> Objective: Each entry below is to be extracted exactly.

Start of Data shown

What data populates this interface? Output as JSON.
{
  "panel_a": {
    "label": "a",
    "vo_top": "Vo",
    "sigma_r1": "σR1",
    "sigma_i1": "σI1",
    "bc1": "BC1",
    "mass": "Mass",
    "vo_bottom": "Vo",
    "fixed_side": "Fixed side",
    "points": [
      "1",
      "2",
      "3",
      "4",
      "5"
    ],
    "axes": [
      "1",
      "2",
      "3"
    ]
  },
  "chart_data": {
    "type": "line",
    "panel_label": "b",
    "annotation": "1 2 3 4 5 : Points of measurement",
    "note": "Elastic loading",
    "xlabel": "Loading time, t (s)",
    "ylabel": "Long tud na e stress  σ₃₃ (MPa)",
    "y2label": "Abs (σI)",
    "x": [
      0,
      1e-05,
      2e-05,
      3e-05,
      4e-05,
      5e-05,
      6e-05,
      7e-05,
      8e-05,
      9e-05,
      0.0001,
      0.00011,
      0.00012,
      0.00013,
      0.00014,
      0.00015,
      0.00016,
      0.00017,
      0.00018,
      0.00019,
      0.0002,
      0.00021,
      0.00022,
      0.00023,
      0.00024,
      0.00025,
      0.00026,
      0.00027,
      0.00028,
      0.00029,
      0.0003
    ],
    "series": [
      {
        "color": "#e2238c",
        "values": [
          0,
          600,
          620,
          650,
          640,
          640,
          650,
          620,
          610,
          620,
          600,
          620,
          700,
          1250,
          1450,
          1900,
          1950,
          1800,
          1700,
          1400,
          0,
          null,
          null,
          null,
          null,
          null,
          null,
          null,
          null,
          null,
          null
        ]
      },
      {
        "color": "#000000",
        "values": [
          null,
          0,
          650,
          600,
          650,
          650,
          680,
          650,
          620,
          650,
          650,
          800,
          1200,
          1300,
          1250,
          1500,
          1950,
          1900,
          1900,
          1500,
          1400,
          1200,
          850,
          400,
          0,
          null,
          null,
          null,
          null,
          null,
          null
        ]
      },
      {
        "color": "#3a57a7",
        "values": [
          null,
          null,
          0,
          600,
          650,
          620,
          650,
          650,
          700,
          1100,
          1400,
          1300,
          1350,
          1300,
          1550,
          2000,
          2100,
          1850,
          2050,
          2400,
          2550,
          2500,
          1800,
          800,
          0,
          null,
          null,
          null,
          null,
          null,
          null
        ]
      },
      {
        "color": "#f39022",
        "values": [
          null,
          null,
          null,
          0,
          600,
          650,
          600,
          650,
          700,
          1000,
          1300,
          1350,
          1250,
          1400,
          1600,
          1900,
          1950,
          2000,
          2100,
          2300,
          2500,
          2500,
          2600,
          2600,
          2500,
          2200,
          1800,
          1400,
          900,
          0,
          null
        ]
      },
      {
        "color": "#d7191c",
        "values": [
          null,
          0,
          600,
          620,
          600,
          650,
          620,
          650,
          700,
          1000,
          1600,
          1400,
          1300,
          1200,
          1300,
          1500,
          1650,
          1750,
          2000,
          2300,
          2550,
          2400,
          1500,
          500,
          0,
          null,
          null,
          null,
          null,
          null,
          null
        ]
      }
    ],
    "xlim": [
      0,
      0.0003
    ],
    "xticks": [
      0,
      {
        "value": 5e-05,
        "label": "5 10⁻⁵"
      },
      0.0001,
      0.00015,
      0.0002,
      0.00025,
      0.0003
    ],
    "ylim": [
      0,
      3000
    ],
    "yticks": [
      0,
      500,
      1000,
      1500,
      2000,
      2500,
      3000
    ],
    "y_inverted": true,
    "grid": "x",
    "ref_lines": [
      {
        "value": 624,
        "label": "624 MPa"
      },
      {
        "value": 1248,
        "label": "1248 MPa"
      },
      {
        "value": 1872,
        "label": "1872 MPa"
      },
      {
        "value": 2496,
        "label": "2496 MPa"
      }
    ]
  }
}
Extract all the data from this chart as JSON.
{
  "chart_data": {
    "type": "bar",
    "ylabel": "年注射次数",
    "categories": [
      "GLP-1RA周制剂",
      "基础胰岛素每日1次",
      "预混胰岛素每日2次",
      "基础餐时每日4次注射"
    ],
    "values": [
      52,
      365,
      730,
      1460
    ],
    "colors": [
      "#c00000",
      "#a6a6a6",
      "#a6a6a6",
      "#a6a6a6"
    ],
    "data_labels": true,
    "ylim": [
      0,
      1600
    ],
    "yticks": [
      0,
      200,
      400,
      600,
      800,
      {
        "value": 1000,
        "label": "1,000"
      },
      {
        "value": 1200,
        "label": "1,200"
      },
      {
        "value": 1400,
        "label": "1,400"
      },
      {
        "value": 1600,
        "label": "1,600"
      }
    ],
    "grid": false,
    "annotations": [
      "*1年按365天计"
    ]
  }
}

End of Data shown

> Correct answer:
What data populates this interface? Output as JSON.
{
  "panel_a": {
    "label": "a",
    "vo_top": "Vo",
    "sigma_r1": "σR1",
    "sigma_i1": "σI1",
    "bc1": "BC1",
    "mass": "Mass",
    "vo_bottom": "Vo",
    "fixed_side": "Fixed side",
    "points": [
      "1",
      "2",
      "3",
      "4",
      "5"
    ],
    "axes": [
      "1",
      "2",
      "3"
    ]
  },
  "chart_data": {
    "type": "line",
    "panel_label": "b",
    "annotation": "1 2 3 4 5 : Points of measurement",
    "note": "Elastic loading",
    "xlabel": "Loading time, t (s)",
    "ylabel": "Long tud na e stress  σ₃₃ (MPa)",
    "y2label": "Abs (σI)",
    "x": [
      0,
      1e-05,
      2e-05,
      3e-05,
      4e-05,
      5e-05,
      6e-05,
      7e-05,
      8e-05,
      9e-05,
      0.0001,
      0.00011,
      0.00012,
      0.00013,
      0.00014,
      0.00015,
      0.00016,
      0.00017,
      0.00018,
      0.00019,
      0.0002,
      0.00021,
      0.00022,
      0.00023,
      0.00024,
      0.00025,
      0.00026,
      0.00027,
      0.00028,
      0.00029,
      0.0003
    ],
    "series": [
      {
        "color": "#e2238c",
        "values": [
          0,
          600,
          620,
          650,
          640,
          640,
          650,
          620,
          610,
          620,
          600,
          620,
          700,
          1250,
          1450,
          1900,
          1950,
          1800,
          1700,
          1400,
          0,
          null,
          null,
          null,
          null,
          null,
          null,
          null,
          null,
          null,
          null
        ]
      },
      {
        "color": "#000000",
        "values": [
          null,
          0,
          650,
          600,
          650,
          650,
          680,
          650,
          620,
          650,
          650,
          800,
          1200,
          1300,
          1250,
          1500,
          1950,
          1900,
          1900,
          1500,
          1400,
          1200,
          850,
          400,
          0,
          null,
          null,
          null,
          null,
          null,
          null
        ]
      },
      {
        "color": "#3a57a7",
        "values": [
          null,
          null,
          0,
          600,
          650,
          620,
          650,
          650,
          700,
          1100,
          1400,
          1300,
          1350,
          1300,
          1550,
          2000,
          2100,
          1850,
          2050,
          2400,
          2550,
          2500,
          1800,
          800,
          0,
          null,
          null,
          null,
          null,
          null,
          null
        ]
      },
      {
        "color": "#f39022",
        "values": [
          null,
          null,
          null,
          0,
          600,
          650,
          600,
          650,
          700,
          1000,
          1300,
          1350,
          1250,
          1400,
          1600,
          1900,
          1950,
          2000,
          2100,
          2300,
          2500,
          2500,
          2600,
          2600,
          2500,
          2200,
          1800,
          1400,
          900,
          0,
          null
        ]
      },
      {
        "color": "#d7191c",
        "values": [
          null,
          0,
          600,
          620,
          600,
          650,
          620,
          650,
          700,
          1000,
          1600,
          1400,
          1300,
          1200,
          1300,
          1500,
          1650,
          1750,
          2000,
          2300,
          2550,
          2400,
          1500,
          500,
          0,
          null,
          null,
          null,
          null,
          null,
          null
        ]
      }
    ],
    "xlim": [
      0,
      0.0003
    ],
    "xticks": [
      0,
      {
        "value": 5e-05,
        "label": "5 10⁻⁵"
      },
      0.0001,
      0.00015,
      0.0002,
      0.00025,
      0.0003
    ],
    "ylim": [
      0,
      3000
    ],
    "yticks": [
      0,
      500,
      1000,
      1500,
      2000,
      2500,
      3000
    ],
    "y_inverted": true,
    "grid": "x",
    "ref_lines": [
      {
        "value": 624,
        "label": "624 MPa"
      },
      {
        "value": 1248,
        "label": "1248 MPa"
      },
      {
        "value": 1872,
        "label": "1872 MPa"
      },
      {
        "value": 2496,
        "label": "2496 MPa"
      }
    ]
  }
}
Extract all the data from this chart as JSON.
{
  "chart_data": {
    "type": "bar",
    "ylabel": "年注射次数",
    "categories": [
      "GLP-1RA周制剂",
      "基础胰岛素每日1次",
      "预混胰岛素每日2次",
      "基础餐时每日4次注射"
    ],
    "values": [
      52,
      365,
      730,
      1460
    ],
    "colors": [
      "#c00000",
      "#a6a6a6",
      "#a6a6a6",
      "#a6a6a6"
    ],
    "data_labels": true,
    "ylim": [
      0,
      1600
    ],
    "yticks": [
      0,
      200,
      400,
      600,
      800,
      {
        "value": 1000,
        "label": "1,000"
      },
      {
        "value": 1200,
        "label": "1,200"
      },
      {
        "value": 1400,
        "label": "1,400"
      },
      {
        "value": 1600,
        "label": "1,600"
      }
    ],
    "grid": false,
    "annotations": [
      "*1年按365天计"
    ]
  }
}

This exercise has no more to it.